**Task:**
Please say how many lines of the listing hold "SRMTID", with no other words in the answer.

**Supplied data:**
····················

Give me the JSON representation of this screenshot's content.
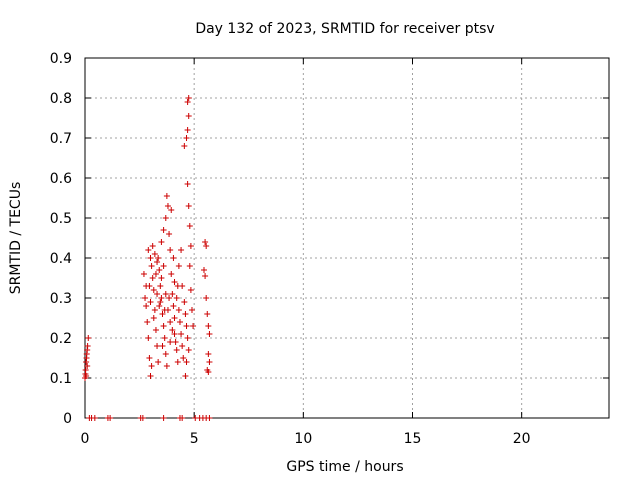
{
  "chart_data": {
    "type": "scatter",
    "title": "Day 132 of 2023, SRMTID for receiver ptsv",
    "xlabel": "GPS time / hours",
    "ylabel": "SRMTID / TECUs",
    "xlim": [
      0,
      24
    ],
    "ylim": [
      0,
      0.9
    ],
    "xticks": [
      0,
      5,
      10,
      15,
      20
    ],
    "yticks": [
      0,
      0.1,
      0.2,
      0.3,
      0.4,
      0.5,
      0.6,
      0.7,
      0.8,
      0.9
    ],
    "xtick_labels": [
      "0",
      "5",
      "10",
      "15",
      "20"
    ],
    "ytick_labels": [
      "0",
      "0.1",
      "0.2",
      "0.3",
      "0.4",
      "0.5",
      "0.6",
      "0.7",
      "0.8",
      "0.9"
    ],
    "grid": true,
    "marker": "+",
    "color": "#cc0000",
    "series": [
      {
        "name": "SRMTID",
        "points": [
          [
            0.0,
            0.1
          ],
          [
            0.02,
            0.11
          ],
          [
            0.03,
            0.12
          ],
          [
            0.05,
            0.14
          ],
          [
            0.07,
            0.15
          ],
          [
            0.08,
            0.16
          ],
          [
            0.1,
            0.17
          ],
          [
            0.12,
            0.18
          ],
          [
            0.15,
            0.2
          ],
          [
            0.1,
            0.13
          ],
          [
            0.05,
            0.105
          ],
          [
            0.2,
            0.0
          ],
          [
            0.3,
            0.0
          ],
          [
            0.45,
            0.0
          ],
          [
            1.05,
            0.0
          ],
          [
            1.15,
            0.0
          ],
          [
            2.55,
            0.0
          ],
          [
            2.65,
            0.0
          ],
          [
            3.6,
            0.0
          ],
          [
            4.35,
            0.0
          ],
          [
            4.45,
            0.0
          ],
          [
            5.05,
            0.0
          ],
          [
            5.25,
            0.0
          ],
          [
            5.4,
            0.0
          ],
          [
            5.55,
            0.0
          ],
          [
            5.7,
            0.0
          ],
          [
            2.7,
            0.36
          ],
          [
            2.75,
            0.3
          ],
          [
            2.8,
            0.28
          ],
          [
            2.85,
            0.24
          ],
          [
            2.9,
            0.2
          ],
          [
            2.95,
            0.15
          ],
          [
            3.0,
            0.105
          ],
          [
            3.05,
            0.13
          ],
          [
            2.8,
            0.33
          ],
          [
            2.9,
            0.42
          ],
          [
            3.0,
            0.4
          ],
          [
            3.05,
            0.38
          ],
          [
            3.1,
            0.35
          ],
          [
            3.15,
            0.32
          ],
          [
            3.2,
            0.27
          ],
          [
            3.25,
            0.22
          ],
          [
            3.3,
            0.18
          ],
          [
            3.35,
            0.14
          ],
          [
            3.1,
            0.43
          ],
          [
            3.2,
            0.41
          ],
          [
            3.3,
            0.39
          ],
          [
            3.4,
            0.37
          ],
          [
            3.45,
            0.33
          ],
          [
            3.5,
            0.3
          ],
          [
            3.55,
            0.26
          ],
          [
            3.6,
            0.23
          ],
          [
            3.65,
            0.2
          ],
          [
            3.7,
            0.16
          ],
          [
            3.75,
            0.13
          ],
          [
            3.5,
            0.44
          ],
          [
            3.6,
            0.47
          ],
          [
            3.7,
            0.5
          ],
          [
            3.8,
            0.53
          ],
          [
            3.75,
            0.555
          ],
          [
            3.85,
            0.46
          ],
          [
            3.9,
            0.42
          ],
          [
            3.95,
            0.36
          ],
          [
            4.0,
            0.31
          ],
          [
            4.05,
            0.28
          ],
          [
            4.1,
            0.25
          ],
          [
            4.15,
            0.19
          ],
          [
            4.2,
            0.17
          ],
          [
            4.25,
            0.14
          ],
          [
            3.95,
            0.52
          ],
          [
            4.05,
            0.4
          ],
          [
            4.1,
            0.34
          ],
          [
            4.2,
            0.3
          ],
          [
            4.3,
            0.27
          ],
          [
            4.35,
            0.24
          ],
          [
            4.4,
            0.21
          ],
          [
            4.45,
            0.18
          ],
          [
            4.5,
            0.15
          ],
          [
            4.3,
            0.38
          ],
          [
            4.4,
            0.42
          ],
          [
            4.45,
            0.33
          ],
          [
            4.55,
            0.29
          ],
          [
            4.6,
            0.26
          ],
          [
            4.65,
            0.23
          ],
          [
            4.7,
            0.2
          ],
          [
            4.75,
            0.17
          ],
          [
            4.6,
            0.105
          ],
          [
            4.65,
            0.14
          ],
          [
            4.55,
            0.68
          ],
          [
            4.65,
            0.7
          ],
          [
            4.7,
            0.72
          ],
          [
            4.75,
            0.755
          ],
          [
            4.7,
            0.79
          ],
          [
            4.75,
            0.8
          ],
          [
            4.7,
            0.585
          ],
          [
            4.75,
            0.53
          ],
          [
            4.8,
            0.48
          ],
          [
            4.85,
            0.43
          ],
          [
            4.8,
            0.38
          ],
          [
            4.85,
            0.32
          ],
          [
            4.9,
            0.27
          ],
          [
            4.95,
            0.23
          ],
          [
            5.5,
            0.44
          ],
          [
            5.55,
            0.43
          ],
          [
            5.45,
            0.37
          ],
          [
            5.5,
            0.355
          ],
          [
            5.55,
            0.3
          ],
          [
            5.6,
            0.26
          ],
          [
            5.65,
            0.23
          ],
          [
            5.7,
            0.21
          ],
          [
            5.65,
            0.16
          ],
          [
            5.7,
            0.14
          ],
          [
            5.6,
            0.12
          ],
          [
            5.65,
            0.115
          ],
          [
            3.3,
            0.31
          ],
          [
            3.4,
            0.28
          ],
          [
            3.5,
            0.35
          ],
          [
            3.6,
            0.38
          ],
          [
            3.7,
            0.31
          ],
          [
            3.8,
            0.27
          ],
          [
            3.9,
            0.24
          ],
          [
            4.0,
            0.22
          ],
          [
            2.95,
            0.33
          ],
          [
            3.0,
            0.29
          ],
          [
            3.15,
            0.25
          ],
          [
            3.25,
            0.36
          ],
          [
            3.35,
            0.4
          ],
          [
            3.45,
            0.29
          ],
          [
            3.55,
            0.18
          ],
          [
            3.65,
            0.27
          ],
          [
            3.85,
            0.3
          ],
          [
            3.9,
            0.19
          ],
          [
            4.1,
            0.21
          ],
          [
            4.25,
            0.33
          ]
        ]
      }
    ]
  }
}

····················

**The completed task:**
3